►

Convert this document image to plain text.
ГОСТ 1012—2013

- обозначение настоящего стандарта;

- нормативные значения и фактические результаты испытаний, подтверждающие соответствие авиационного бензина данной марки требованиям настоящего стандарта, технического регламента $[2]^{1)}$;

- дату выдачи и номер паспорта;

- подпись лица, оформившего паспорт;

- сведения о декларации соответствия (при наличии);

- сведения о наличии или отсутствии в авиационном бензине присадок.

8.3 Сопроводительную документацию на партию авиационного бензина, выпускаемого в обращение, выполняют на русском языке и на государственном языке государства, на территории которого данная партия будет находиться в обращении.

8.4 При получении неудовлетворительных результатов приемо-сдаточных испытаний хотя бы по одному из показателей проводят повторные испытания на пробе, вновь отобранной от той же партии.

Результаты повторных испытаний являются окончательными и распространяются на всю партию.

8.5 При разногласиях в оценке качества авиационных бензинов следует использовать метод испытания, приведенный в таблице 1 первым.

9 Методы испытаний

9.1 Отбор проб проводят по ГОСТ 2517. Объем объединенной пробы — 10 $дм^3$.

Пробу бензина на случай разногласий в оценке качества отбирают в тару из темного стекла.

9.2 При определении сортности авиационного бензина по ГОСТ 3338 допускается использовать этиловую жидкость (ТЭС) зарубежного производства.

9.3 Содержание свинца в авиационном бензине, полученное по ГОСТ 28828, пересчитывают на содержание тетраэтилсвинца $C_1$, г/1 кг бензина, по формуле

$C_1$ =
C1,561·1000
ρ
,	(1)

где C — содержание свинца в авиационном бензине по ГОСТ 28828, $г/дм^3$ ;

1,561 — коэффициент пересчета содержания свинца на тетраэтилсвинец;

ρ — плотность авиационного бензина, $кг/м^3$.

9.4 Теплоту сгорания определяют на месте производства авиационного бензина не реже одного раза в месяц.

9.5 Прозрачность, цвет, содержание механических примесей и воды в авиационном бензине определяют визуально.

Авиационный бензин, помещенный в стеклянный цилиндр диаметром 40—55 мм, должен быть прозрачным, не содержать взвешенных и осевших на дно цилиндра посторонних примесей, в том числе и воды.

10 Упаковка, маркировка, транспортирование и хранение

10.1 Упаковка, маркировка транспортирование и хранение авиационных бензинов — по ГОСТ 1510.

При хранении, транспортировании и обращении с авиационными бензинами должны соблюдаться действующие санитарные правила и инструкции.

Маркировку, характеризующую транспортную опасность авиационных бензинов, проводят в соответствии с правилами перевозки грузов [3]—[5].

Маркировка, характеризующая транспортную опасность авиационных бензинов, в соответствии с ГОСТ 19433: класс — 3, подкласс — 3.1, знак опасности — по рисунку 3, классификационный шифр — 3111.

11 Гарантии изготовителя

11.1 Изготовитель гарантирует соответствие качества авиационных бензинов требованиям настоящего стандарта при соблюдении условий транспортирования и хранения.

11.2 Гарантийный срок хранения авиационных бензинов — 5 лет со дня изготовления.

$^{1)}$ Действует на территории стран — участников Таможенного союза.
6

◄

◆ **WRITTEN REQUEST**:
Return from the data every line that holds "ГОСТ".

◆ **CORRECT OUTPUT**:
ГОСТ 1012—2013
9.1 Отбор проб проводят по ГОСТ 2517. Объем объединенной пробы — 10 $дм^3$.
9.2 При определении сортности авиационного бензина по ГОСТ 3338 допускается использовать этиловую жидкость (ТЭС) зарубежного производства.
9.3 Содержание свинца в авиационном бензине, полученное по ГОСТ 28828, пересчитывают на содержание тетраэтилсвинца $C_1$, г/1 кг бензина, по формуле
где C — содержание свинца в авиационном бензине по ГОСТ 28828, $г/дм^3$ ;
10.1 Упаковка, маркировка транспортирование и хранение авиационных бензинов — по ГОСТ 1510.
Маркировка, характеризующая транспортную опасность авиационных бензинов, в соответствии с ГОСТ 19433: класс — 3, подкласс — 3.1, знак опасности — по рисунку 3, классификационный шифр — 3111.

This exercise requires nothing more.